# SET TASK:
Locate the lines of the listing below that hold "Lakeland", then copy each of them.

# RECORDS SHOWN:

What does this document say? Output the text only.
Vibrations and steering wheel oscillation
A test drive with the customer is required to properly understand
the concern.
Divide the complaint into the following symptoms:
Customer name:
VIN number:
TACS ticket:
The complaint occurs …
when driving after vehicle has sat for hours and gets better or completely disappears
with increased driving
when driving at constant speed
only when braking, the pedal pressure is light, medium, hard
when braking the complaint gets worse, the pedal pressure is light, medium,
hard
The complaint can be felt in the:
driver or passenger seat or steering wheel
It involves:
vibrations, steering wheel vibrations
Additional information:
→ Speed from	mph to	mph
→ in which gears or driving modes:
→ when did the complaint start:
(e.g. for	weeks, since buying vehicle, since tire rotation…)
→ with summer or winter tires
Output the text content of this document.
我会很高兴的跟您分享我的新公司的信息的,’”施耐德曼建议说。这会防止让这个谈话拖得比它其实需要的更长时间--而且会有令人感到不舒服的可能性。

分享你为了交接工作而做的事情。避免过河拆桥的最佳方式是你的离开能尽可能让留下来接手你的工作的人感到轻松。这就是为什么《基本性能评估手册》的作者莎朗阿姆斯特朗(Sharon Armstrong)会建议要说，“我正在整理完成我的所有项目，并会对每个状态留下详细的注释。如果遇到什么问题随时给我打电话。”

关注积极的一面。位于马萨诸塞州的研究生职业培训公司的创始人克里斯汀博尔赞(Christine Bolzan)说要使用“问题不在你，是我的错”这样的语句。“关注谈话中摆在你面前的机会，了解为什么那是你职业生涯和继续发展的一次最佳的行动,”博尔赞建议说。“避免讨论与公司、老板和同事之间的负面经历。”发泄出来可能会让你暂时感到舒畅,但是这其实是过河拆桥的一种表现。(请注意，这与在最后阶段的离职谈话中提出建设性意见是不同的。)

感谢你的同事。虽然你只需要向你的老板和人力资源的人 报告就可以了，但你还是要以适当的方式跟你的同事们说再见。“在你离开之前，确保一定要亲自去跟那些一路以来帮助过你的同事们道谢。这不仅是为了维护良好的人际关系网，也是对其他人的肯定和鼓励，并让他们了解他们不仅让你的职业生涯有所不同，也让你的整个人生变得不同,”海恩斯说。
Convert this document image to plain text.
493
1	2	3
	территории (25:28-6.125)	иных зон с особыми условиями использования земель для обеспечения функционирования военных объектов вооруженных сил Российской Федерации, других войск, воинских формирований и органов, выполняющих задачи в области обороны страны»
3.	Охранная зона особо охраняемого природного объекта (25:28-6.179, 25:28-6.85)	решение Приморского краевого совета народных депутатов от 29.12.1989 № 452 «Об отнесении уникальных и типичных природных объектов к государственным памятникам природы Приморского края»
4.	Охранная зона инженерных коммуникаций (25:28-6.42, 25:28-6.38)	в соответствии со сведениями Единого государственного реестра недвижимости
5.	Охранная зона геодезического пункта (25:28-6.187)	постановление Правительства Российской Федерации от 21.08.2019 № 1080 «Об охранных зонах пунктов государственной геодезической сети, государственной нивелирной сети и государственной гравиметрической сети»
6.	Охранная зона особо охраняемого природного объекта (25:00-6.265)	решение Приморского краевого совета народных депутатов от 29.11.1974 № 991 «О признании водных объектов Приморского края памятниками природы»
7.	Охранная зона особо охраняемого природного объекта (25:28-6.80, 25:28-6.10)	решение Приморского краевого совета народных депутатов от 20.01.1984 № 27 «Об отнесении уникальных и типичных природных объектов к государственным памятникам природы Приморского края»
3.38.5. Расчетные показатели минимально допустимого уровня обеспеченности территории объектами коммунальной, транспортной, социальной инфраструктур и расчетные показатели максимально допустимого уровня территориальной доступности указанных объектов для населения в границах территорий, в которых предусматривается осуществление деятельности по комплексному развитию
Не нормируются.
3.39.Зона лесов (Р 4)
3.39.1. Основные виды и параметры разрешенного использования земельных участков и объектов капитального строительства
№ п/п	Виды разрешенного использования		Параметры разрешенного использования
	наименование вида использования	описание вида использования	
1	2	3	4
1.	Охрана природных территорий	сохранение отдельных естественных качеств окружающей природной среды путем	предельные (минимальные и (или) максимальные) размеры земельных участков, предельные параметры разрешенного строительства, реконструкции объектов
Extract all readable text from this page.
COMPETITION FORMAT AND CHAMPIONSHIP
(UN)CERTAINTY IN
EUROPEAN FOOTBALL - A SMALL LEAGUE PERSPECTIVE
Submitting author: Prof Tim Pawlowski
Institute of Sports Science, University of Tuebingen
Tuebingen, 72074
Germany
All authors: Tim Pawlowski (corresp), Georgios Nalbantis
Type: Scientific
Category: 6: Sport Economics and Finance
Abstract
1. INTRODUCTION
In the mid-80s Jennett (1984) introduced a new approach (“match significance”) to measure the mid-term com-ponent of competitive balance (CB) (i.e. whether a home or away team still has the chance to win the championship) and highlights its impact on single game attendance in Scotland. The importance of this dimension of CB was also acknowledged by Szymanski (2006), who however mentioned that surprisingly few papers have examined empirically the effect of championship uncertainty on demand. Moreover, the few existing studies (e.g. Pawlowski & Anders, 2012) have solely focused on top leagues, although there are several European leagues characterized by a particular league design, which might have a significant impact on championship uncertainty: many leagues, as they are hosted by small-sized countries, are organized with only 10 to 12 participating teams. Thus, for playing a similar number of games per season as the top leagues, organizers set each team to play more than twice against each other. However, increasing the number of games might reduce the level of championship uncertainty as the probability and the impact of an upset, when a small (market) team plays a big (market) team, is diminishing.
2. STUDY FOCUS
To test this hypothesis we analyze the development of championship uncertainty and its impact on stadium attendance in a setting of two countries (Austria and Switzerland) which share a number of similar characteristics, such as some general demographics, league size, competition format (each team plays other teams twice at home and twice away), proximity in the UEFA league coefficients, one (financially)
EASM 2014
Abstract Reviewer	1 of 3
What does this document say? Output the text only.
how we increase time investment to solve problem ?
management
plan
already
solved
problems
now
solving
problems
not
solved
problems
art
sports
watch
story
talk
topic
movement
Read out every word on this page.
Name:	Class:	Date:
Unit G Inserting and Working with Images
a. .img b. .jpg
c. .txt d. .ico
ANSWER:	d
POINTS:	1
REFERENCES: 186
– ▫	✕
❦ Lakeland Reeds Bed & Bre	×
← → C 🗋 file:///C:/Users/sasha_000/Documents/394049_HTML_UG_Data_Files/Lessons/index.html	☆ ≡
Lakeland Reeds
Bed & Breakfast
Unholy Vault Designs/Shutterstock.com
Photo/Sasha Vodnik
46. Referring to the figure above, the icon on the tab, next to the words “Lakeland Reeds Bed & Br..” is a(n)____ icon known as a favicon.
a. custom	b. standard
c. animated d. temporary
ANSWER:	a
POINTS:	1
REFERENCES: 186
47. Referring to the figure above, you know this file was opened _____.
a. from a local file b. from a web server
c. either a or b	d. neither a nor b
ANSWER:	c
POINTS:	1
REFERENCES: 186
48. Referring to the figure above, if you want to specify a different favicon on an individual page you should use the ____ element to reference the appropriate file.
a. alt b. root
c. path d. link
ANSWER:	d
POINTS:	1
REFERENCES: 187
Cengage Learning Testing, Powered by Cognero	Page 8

# ANSWER IN FULL:
❦ Lakeland Reeds Bed & Bre	×
Lakeland Reeds
46. Referring to the figure above, the icon on the tab, next to the words “Lakeland Reeds Bed & Br..” is a(n)____ icon known as a favicon.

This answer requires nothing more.